(Stored dataset items)

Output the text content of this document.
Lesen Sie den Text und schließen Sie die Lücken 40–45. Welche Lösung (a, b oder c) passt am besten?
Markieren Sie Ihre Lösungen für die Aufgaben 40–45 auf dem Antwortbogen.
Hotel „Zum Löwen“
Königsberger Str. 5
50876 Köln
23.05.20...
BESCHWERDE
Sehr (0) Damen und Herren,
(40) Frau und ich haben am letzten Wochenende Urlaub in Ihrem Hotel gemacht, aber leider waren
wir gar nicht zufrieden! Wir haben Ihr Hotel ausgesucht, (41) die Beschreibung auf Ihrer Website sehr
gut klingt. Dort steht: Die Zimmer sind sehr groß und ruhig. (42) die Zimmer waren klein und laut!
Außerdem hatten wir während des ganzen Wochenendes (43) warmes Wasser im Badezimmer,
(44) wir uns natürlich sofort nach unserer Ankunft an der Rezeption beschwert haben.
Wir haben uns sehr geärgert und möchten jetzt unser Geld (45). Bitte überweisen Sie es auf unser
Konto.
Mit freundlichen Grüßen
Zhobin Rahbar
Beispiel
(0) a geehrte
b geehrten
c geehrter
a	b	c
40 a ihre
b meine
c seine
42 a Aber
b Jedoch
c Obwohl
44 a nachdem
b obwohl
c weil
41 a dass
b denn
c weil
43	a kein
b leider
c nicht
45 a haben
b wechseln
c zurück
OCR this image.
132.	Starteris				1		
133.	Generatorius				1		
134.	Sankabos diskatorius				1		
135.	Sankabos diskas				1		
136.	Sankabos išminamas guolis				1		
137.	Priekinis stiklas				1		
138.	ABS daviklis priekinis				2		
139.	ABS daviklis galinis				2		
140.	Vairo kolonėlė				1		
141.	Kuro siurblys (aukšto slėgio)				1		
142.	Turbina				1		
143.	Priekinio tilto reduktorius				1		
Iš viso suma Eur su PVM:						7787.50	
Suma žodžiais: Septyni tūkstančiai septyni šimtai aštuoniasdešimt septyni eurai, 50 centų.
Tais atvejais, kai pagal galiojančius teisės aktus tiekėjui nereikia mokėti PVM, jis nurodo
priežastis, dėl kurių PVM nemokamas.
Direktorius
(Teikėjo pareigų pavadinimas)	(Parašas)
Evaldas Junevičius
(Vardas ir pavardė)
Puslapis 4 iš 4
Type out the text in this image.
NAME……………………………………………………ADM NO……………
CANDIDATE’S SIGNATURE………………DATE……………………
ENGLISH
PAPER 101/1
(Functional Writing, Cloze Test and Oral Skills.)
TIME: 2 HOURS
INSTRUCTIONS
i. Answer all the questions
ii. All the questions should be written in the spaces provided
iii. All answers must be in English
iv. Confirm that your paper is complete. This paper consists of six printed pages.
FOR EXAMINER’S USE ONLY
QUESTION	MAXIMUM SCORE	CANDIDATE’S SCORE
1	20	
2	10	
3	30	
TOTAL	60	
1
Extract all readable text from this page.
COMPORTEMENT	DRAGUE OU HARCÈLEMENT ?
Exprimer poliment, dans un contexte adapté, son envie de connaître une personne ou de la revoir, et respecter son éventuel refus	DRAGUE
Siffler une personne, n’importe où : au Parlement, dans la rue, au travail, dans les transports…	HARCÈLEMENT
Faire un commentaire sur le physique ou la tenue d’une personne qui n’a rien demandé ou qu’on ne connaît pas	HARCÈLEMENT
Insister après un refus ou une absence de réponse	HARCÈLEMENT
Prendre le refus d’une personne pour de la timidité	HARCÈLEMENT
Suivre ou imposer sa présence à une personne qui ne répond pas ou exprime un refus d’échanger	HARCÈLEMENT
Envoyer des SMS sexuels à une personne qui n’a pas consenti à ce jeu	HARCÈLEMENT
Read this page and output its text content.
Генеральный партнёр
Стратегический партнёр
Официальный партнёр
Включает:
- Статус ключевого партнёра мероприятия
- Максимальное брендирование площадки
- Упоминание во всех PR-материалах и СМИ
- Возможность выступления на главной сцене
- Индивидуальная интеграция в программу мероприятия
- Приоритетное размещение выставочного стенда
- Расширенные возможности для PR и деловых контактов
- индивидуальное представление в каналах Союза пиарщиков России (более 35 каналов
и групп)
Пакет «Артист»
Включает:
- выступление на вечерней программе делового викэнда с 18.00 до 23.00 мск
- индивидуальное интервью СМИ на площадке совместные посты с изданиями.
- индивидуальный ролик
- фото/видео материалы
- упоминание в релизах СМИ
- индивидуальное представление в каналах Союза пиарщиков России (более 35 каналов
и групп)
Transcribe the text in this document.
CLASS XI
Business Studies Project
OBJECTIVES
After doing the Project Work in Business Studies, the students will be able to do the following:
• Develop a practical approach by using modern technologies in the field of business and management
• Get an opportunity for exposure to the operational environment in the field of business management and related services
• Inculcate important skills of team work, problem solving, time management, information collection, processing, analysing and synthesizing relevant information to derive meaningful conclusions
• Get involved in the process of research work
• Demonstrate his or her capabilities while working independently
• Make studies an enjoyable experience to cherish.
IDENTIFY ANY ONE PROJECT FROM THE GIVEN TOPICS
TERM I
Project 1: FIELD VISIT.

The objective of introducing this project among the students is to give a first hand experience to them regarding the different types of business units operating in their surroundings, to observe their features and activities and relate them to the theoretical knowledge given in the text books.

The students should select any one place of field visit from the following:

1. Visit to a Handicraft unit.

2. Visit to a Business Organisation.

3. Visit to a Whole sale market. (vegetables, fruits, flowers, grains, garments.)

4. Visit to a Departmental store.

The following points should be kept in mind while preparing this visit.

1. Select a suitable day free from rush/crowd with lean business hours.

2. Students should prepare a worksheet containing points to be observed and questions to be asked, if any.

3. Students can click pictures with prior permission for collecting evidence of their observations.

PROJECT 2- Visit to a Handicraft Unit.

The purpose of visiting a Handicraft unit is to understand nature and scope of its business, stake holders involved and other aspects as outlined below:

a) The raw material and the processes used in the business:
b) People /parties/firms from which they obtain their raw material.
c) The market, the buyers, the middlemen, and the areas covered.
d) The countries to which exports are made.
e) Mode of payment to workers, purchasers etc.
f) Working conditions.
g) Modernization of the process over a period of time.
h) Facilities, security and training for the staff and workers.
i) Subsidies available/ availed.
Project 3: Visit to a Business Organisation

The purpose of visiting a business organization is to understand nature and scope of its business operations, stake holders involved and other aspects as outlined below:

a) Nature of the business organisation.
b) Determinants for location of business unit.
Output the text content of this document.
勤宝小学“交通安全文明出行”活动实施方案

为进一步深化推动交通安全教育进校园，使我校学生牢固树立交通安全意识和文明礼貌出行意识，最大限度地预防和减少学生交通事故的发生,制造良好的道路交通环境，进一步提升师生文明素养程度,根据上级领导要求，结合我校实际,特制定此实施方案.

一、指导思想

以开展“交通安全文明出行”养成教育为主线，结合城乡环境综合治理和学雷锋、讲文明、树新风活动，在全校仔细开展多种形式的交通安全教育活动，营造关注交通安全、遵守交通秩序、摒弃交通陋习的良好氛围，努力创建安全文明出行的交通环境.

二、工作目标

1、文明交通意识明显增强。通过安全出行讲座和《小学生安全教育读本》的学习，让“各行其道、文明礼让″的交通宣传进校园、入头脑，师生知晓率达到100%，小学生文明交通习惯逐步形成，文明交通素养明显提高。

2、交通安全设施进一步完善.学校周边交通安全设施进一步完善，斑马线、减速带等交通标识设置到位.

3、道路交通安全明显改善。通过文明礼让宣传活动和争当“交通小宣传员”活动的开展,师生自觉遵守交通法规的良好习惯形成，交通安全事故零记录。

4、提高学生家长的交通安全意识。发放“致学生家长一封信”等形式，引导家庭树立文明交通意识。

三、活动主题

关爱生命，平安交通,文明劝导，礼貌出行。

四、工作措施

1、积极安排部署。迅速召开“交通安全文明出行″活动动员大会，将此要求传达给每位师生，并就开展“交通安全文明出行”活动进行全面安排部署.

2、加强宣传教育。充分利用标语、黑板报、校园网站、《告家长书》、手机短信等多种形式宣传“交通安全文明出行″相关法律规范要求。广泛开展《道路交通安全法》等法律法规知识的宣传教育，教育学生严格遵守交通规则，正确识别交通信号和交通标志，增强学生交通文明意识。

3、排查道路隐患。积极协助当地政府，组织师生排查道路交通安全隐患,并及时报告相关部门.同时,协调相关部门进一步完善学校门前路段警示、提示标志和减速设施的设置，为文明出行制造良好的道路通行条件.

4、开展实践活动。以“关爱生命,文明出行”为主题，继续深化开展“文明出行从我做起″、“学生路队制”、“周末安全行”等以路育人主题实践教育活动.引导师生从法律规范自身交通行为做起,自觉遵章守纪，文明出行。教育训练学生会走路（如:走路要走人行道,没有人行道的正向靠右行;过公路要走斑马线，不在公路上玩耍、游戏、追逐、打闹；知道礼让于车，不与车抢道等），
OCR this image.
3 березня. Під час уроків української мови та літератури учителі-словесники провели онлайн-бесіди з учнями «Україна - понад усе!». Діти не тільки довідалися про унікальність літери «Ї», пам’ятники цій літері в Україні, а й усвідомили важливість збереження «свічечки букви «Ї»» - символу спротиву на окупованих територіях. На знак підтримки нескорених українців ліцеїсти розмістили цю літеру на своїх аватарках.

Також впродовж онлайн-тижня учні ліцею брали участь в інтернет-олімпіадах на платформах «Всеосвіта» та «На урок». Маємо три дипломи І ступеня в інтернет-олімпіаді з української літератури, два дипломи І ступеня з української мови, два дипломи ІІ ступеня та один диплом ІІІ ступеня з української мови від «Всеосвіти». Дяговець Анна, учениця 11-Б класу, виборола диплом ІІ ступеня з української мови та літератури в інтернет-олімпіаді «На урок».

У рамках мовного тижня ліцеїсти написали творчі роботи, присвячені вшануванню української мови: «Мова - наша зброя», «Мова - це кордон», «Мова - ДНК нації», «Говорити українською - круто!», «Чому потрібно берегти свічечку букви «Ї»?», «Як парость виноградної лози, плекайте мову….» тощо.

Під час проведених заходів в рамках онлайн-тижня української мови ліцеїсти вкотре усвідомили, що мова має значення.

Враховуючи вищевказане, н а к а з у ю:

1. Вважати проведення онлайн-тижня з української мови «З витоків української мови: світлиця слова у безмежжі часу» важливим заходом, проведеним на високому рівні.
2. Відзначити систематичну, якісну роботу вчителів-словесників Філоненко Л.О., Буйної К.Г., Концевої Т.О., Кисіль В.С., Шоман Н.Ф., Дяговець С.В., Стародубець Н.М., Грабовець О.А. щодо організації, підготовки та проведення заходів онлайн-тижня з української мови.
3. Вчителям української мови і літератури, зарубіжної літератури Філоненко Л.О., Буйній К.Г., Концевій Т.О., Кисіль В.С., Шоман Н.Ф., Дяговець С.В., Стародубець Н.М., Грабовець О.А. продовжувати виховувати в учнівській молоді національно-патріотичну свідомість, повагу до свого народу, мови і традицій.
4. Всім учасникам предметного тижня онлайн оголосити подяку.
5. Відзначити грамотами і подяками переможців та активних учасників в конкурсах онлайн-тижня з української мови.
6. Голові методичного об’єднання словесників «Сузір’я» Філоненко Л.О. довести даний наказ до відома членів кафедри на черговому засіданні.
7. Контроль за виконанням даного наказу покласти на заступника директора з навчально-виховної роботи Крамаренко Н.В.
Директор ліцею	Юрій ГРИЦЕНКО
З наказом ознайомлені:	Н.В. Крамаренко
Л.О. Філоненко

**Aim:**
Tally the lines of the preceding listing in which the word "waren" appears; state nothing but the total.

**Task response:**
2